*What is required:*
Write each line out again exactly as written.

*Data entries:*
──────

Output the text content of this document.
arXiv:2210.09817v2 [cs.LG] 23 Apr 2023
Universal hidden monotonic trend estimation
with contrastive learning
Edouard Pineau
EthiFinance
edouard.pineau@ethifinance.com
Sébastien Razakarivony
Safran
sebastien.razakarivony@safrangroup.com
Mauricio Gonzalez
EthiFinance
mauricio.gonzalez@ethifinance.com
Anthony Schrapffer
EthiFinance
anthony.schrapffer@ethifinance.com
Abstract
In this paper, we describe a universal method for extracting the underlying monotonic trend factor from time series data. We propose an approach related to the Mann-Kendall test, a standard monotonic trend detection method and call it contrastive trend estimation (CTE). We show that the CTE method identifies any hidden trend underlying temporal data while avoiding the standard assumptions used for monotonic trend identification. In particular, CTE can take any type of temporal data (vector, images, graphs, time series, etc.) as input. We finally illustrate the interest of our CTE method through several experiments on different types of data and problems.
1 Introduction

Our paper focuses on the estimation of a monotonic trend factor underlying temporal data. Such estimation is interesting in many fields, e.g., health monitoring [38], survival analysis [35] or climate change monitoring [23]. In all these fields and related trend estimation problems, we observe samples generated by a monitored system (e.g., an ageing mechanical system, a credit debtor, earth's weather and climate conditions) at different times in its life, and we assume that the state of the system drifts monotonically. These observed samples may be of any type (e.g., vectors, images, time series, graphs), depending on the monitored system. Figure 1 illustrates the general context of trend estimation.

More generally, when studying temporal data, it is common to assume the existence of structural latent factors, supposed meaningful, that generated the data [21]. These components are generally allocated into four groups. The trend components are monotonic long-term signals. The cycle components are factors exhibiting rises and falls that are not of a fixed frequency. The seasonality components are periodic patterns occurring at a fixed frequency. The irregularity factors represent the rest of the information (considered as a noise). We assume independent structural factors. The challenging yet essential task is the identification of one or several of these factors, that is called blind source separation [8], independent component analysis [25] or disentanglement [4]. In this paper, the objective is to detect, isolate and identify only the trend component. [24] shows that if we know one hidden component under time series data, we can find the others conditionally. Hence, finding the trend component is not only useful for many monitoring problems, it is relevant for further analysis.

──────

*Expected output:*
Output the text content of this document.
arXiv:2210.09817v2 [cs.LG] 23 Apr 2023
Universal hidden monotonic trend estimation
with contrastive learning
Edouard Pineau
EthiFinance
edouard.pineau@ethifinance.com
Sébastien Razakarivony
Safran
sebastien.razakarivony@safrangroup.com
Mauricio Gonzalez
EthiFinance
mauricio.gonzalez@ethifinance.com
Anthony Schrapffer
EthiFinance
anthony.schrapffer@ethifinance.com
Abstract
In this paper, we describe a universal method for extracting the underlying monotonic trend factor from time series data. We propose an approach related to the Mann-Kendall test, a standard monotonic trend detection method and call it contrastive trend estimation (CTE). We show that the CTE method identifies any hidden trend underlying temporal data while avoiding the standard assumptions used for monotonic trend identification. In particular, CTE can take any type of temporal data (vector, images, graphs, time series, etc.) as input. We finally illustrate the interest of our CTE method through several experiments on different types of data and problems.
1 Introduction

Our paper focuses on the estimation of a monotonic trend factor underlying temporal data. Such estimation is interesting in many fields, e.g., health monitoring [38], survival analysis [35] or climate change monitoring [23]. In all these fields and related trend estimation problems, we observe samples generated by a monitored system (e.g., an ageing mechanical system, a credit debtor, earth's weather and climate conditions) at different times in its life, and we assume that the state of the system drifts monotonically. These observed samples may be of any type (e.g., vectors, images, time series, graphs), depending on the monitored system. Figure 1 illustrates the general context of trend estimation.

More generally, when studying temporal data, it is common to assume the existence of structural latent factors, supposed meaningful, that generated the data [21]. These components are generally allocated into four groups. The trend components are monotonic long-term signals. The cycle components are factors exhibiting rises and falls that are not of a fixed frequency. The seasonality components are periodic patterns occurring at a fixed frequency. The irregularity factors represent the rest of the information (considered as a noise). We assume independent structural factors. The challenging yet essential task is the identification of one or several of these factors, that is called blind source separation [8], independent component analysis [25] or disentanglement [4]. In this paper, the objective is to detect, isolate and identify only the trend component. [24] shows that if we know one hidden component under time series data, we can find the others conditionally. Hence, finding the trend component is not only useful for many monitoring problems, it is relevant for further analysis.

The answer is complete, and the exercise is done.